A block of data
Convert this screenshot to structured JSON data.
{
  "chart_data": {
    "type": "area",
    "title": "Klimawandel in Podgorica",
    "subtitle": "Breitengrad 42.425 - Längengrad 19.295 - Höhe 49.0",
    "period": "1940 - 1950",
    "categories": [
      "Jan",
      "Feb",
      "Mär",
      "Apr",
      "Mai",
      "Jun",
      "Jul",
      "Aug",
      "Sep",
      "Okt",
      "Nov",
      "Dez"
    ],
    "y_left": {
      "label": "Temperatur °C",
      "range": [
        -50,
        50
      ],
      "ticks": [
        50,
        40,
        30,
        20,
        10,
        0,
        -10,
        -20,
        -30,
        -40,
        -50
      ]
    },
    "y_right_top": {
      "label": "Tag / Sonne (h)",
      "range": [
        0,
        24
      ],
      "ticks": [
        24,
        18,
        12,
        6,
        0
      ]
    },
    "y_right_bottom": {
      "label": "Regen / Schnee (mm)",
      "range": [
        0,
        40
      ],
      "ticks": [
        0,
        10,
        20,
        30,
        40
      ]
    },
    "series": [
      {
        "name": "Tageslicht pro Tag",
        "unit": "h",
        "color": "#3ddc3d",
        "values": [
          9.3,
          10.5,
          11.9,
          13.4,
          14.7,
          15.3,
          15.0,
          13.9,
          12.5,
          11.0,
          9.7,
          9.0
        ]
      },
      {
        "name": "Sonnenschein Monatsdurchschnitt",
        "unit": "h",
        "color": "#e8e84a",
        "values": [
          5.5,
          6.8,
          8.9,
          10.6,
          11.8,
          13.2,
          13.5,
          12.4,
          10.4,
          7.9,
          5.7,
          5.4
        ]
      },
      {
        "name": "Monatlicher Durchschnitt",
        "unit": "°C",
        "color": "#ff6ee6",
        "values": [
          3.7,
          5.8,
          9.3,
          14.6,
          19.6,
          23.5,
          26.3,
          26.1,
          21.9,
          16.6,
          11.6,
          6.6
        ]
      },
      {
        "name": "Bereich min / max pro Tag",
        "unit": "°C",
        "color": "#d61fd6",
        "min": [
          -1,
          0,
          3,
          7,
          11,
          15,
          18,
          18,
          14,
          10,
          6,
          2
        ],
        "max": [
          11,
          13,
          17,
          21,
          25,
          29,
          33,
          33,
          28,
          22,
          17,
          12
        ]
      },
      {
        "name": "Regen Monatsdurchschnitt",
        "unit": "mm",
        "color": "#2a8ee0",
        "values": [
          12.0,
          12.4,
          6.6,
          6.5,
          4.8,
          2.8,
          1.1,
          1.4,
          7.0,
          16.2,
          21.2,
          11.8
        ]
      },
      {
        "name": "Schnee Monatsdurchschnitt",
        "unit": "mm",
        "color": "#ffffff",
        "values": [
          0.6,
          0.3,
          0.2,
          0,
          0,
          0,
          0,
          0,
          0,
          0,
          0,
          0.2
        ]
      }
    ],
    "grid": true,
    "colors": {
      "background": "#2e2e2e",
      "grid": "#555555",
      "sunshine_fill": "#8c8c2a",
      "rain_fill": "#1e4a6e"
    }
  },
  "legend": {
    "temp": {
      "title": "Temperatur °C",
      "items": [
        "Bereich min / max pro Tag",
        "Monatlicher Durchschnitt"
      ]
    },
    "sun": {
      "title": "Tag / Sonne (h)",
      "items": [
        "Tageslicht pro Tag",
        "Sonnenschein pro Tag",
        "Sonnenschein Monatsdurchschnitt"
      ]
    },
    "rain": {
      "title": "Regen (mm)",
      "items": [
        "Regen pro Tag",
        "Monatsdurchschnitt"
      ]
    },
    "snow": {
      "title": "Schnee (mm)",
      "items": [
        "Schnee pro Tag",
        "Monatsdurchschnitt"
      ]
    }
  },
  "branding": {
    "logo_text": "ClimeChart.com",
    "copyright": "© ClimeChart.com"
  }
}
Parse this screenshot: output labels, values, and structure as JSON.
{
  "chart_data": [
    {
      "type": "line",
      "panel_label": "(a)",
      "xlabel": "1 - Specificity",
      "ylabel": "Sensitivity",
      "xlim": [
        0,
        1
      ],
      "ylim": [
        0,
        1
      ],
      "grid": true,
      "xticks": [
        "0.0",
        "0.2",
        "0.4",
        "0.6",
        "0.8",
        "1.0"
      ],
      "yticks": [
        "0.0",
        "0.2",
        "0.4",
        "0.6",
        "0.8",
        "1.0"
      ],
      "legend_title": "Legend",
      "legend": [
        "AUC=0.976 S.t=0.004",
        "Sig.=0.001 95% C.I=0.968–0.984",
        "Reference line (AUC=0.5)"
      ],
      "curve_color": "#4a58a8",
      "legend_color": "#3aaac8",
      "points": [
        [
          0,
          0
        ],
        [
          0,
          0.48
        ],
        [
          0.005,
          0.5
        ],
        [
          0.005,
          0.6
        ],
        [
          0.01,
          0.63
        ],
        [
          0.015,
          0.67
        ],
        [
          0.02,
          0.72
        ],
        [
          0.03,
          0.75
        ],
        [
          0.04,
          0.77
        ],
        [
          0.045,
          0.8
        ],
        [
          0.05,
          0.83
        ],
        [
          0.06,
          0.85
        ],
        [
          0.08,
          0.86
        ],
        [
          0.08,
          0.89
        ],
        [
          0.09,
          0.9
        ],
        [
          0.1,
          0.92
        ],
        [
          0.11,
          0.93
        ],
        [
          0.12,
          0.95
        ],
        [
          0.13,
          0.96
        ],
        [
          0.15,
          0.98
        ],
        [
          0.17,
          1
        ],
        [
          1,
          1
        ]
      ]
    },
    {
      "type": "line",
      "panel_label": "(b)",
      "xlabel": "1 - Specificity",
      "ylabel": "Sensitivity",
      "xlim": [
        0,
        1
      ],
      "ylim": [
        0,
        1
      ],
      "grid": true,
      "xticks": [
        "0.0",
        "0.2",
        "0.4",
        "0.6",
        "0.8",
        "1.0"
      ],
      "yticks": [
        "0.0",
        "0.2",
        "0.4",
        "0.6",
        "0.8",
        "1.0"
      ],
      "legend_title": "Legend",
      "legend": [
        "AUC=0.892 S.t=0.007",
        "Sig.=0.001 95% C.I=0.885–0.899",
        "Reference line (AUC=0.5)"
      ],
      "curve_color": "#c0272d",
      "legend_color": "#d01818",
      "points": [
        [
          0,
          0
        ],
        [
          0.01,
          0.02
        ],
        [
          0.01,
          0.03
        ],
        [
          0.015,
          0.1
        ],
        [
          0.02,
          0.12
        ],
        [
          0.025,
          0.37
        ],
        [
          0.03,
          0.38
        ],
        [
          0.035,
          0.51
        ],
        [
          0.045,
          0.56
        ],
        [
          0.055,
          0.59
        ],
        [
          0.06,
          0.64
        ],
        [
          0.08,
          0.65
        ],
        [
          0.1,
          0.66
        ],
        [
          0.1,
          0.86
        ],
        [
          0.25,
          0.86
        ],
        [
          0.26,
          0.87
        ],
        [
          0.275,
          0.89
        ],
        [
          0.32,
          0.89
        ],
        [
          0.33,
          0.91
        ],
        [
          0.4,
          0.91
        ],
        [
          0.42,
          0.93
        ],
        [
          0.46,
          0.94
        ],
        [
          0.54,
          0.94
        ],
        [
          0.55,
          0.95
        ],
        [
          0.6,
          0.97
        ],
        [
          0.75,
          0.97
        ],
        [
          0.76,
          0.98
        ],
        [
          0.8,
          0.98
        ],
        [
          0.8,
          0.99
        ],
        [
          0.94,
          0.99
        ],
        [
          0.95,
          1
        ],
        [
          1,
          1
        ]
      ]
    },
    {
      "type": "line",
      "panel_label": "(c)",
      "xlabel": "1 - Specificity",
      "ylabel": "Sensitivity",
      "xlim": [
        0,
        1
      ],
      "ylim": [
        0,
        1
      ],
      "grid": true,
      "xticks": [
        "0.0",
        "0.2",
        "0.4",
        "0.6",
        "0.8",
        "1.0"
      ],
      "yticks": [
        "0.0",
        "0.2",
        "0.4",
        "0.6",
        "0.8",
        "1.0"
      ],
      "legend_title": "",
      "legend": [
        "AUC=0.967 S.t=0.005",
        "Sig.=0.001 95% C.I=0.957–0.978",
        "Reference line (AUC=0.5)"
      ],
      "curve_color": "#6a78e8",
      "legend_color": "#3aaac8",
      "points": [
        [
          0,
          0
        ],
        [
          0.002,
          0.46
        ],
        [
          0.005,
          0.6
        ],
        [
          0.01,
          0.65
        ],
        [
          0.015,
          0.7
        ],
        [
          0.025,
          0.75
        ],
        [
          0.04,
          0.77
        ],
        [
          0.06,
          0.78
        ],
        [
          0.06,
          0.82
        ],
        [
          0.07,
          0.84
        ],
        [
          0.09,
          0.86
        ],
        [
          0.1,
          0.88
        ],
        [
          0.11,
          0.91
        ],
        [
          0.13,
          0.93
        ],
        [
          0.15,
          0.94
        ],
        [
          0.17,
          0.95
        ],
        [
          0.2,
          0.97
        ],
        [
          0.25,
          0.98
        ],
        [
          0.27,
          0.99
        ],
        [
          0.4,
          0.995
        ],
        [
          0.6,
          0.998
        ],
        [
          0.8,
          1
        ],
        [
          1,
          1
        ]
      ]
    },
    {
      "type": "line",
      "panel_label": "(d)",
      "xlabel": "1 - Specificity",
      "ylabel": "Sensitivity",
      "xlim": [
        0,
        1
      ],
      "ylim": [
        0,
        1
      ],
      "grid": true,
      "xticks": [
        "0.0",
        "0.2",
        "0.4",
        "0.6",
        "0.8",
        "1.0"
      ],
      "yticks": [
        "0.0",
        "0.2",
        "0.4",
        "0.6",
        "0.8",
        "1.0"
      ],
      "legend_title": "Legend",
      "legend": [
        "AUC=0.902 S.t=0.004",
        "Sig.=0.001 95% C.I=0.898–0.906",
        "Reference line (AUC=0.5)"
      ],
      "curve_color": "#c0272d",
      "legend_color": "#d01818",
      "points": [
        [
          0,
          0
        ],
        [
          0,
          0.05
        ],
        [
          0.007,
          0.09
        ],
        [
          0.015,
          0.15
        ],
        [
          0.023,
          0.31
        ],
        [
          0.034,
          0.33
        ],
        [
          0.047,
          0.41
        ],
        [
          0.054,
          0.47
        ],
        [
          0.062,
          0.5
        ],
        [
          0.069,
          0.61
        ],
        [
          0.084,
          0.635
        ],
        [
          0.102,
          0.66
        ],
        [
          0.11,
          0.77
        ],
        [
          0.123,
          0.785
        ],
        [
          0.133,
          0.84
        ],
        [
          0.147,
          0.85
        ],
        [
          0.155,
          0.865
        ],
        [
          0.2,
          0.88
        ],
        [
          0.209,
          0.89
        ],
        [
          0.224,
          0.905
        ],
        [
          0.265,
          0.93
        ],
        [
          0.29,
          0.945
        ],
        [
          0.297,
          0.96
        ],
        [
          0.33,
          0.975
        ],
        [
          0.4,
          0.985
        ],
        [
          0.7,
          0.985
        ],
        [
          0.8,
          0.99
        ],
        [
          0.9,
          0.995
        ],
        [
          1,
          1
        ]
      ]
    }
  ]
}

> Task description
From the data above, show each line that contains "Schnee".

> Answer to this task
      "label": "Regen / Schnee (mm)",
        "name": "Schnee Monatsdurchschnitt",
      "title": "Schnee (mm)",
        "Schnee pro Tag",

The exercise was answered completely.